--- BEGIN MATERIAL FOR THIS EXERCISE ---
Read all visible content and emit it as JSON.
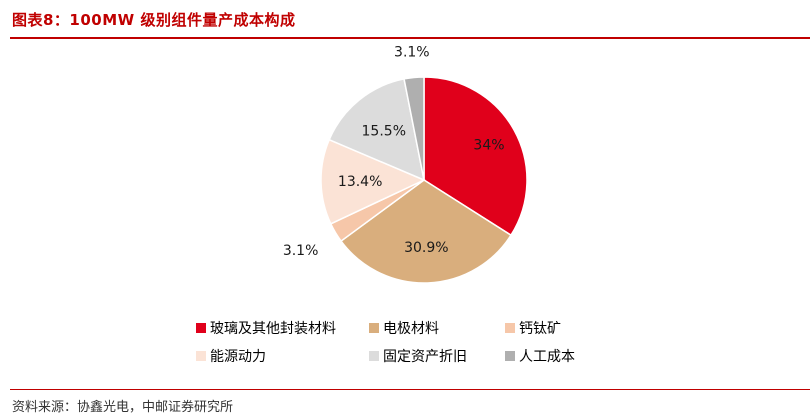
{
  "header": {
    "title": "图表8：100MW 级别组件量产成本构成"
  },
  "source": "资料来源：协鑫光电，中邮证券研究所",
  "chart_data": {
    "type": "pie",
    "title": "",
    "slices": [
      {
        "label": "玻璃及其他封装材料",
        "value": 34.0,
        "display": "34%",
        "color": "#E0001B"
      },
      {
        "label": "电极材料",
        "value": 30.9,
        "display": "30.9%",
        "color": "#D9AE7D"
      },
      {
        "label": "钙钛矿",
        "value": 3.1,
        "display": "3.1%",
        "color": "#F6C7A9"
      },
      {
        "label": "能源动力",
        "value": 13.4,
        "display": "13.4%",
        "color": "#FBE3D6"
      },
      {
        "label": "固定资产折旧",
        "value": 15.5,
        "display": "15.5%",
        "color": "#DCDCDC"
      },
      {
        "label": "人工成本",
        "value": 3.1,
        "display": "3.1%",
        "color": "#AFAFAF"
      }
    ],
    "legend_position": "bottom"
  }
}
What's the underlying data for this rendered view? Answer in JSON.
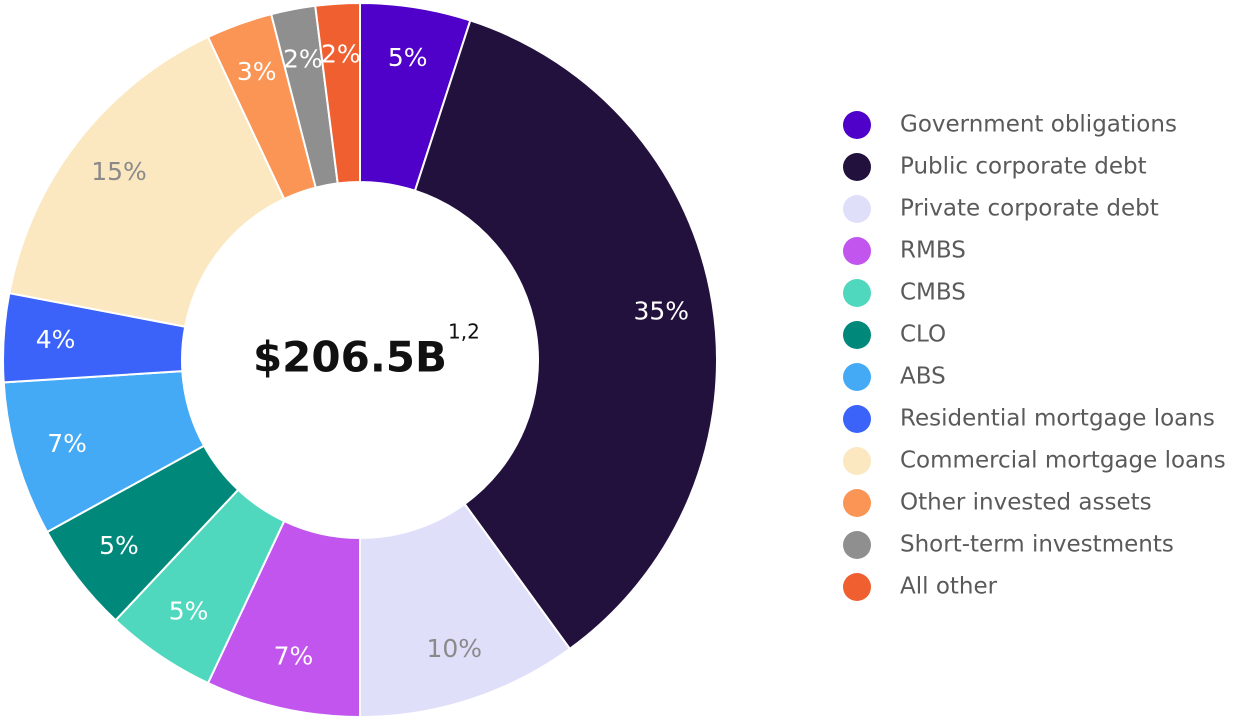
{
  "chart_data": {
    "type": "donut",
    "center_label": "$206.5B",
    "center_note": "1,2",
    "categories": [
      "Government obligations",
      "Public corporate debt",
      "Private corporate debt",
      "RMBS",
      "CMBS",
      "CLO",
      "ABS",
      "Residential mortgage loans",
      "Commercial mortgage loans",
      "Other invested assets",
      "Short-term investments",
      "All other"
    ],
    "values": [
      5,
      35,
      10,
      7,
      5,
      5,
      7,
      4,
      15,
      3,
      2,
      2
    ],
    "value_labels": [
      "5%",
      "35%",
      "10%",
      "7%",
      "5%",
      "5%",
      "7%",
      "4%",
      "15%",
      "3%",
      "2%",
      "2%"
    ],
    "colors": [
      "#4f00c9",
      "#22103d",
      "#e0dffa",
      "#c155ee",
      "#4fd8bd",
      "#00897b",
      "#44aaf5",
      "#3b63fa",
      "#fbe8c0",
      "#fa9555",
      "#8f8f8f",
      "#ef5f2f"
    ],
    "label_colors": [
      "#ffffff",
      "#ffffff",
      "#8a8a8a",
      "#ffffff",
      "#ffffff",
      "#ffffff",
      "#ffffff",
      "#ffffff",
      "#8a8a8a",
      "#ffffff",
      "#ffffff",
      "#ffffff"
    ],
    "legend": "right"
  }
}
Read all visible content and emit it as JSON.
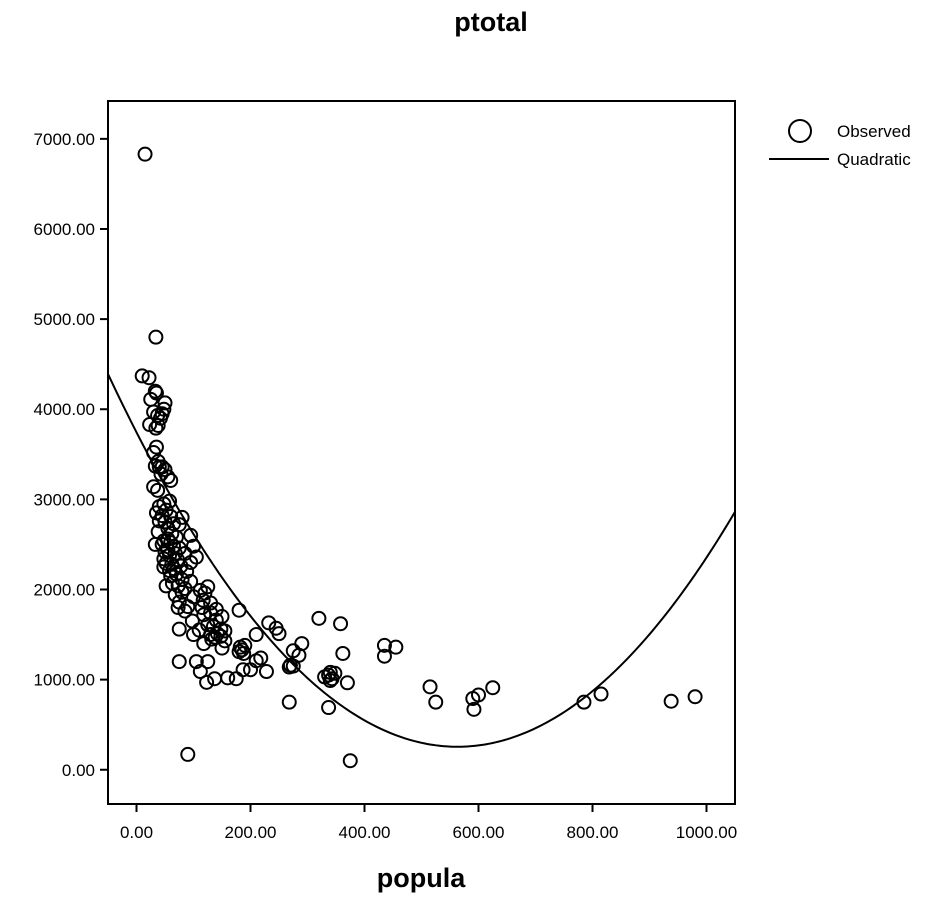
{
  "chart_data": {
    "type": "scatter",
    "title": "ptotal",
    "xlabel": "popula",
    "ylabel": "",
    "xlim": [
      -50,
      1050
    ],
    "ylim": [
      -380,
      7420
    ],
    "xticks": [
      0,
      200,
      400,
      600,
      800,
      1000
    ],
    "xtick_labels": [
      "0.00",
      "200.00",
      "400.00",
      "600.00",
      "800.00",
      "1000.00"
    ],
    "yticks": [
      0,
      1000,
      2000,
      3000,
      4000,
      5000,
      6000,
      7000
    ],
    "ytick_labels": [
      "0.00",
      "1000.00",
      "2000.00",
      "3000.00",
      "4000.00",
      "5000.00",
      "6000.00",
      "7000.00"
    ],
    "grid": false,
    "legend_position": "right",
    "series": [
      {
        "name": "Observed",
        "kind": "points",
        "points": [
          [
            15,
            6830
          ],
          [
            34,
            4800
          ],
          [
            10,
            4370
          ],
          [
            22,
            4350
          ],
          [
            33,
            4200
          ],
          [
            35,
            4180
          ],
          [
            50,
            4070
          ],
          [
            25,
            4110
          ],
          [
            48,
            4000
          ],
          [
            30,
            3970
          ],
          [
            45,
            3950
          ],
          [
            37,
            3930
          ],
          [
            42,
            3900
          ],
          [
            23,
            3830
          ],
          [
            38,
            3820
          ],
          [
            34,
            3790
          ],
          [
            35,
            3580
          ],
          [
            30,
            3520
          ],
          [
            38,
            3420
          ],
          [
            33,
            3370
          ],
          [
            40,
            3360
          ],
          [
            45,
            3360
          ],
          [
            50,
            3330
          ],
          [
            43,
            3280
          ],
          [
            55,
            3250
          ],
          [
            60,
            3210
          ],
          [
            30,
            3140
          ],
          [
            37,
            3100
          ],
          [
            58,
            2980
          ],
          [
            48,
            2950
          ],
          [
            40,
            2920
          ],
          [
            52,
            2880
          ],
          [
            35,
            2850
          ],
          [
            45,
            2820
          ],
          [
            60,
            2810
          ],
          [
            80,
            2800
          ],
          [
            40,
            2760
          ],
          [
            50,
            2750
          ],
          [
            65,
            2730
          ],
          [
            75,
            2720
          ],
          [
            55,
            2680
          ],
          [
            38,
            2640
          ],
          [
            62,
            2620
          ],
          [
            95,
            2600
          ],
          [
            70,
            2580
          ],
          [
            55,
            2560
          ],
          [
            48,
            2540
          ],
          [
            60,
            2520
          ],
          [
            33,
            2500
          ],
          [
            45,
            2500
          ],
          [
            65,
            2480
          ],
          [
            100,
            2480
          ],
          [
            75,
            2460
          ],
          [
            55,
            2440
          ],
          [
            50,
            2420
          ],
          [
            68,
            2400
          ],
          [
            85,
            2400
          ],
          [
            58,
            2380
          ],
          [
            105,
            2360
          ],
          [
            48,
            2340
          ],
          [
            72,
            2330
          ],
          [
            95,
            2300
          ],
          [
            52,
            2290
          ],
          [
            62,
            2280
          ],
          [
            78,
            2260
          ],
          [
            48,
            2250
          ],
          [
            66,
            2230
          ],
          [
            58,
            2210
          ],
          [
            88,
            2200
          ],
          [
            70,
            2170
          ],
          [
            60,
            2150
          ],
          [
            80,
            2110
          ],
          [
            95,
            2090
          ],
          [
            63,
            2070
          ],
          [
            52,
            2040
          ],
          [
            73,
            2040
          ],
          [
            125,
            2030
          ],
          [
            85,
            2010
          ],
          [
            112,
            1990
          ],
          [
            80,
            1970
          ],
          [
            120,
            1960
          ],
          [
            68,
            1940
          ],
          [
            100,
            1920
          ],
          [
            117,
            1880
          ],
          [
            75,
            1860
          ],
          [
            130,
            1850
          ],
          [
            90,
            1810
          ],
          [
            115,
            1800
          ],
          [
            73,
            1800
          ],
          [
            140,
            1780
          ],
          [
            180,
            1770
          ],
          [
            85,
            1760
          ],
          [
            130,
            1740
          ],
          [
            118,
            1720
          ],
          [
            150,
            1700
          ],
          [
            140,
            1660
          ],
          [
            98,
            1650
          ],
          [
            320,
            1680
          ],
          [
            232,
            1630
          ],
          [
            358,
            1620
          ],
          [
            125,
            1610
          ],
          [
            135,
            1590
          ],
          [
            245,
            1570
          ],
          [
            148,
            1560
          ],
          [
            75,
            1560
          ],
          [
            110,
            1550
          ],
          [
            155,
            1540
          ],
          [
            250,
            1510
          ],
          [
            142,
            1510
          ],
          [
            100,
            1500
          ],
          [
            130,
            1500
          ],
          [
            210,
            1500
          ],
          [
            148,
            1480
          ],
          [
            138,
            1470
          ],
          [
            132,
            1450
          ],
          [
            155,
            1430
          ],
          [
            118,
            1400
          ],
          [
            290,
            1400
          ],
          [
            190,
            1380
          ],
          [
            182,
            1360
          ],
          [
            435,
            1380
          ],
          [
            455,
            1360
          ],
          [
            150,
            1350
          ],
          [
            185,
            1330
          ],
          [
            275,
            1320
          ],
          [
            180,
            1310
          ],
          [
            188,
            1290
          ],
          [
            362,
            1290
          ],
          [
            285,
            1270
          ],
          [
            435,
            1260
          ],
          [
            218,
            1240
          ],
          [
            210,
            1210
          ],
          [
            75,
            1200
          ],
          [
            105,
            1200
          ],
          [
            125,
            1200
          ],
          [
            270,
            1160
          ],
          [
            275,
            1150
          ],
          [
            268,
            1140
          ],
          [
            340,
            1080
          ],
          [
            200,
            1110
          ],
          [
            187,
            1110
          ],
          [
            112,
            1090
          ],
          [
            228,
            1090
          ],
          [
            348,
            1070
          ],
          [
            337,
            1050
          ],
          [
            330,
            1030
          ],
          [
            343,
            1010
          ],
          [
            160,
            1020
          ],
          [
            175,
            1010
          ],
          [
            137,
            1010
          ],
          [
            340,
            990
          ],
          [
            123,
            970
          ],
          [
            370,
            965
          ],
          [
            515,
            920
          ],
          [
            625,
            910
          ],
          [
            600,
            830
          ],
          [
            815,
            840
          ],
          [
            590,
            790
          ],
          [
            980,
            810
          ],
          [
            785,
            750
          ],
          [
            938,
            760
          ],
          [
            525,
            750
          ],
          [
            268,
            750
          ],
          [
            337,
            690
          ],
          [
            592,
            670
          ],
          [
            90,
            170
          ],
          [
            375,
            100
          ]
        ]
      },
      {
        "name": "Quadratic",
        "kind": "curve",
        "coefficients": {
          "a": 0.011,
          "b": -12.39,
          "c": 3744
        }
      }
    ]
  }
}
--- END MATERIAL FOR THIS EXERCISE ---
WRITTEN PROBLEM:
In the listing, find all lines with the string "mortgage" and copy them.

ANSWER TO THIS PROBLEM:
      "Residential mortgage loans",
      "Commercial mortgage loans",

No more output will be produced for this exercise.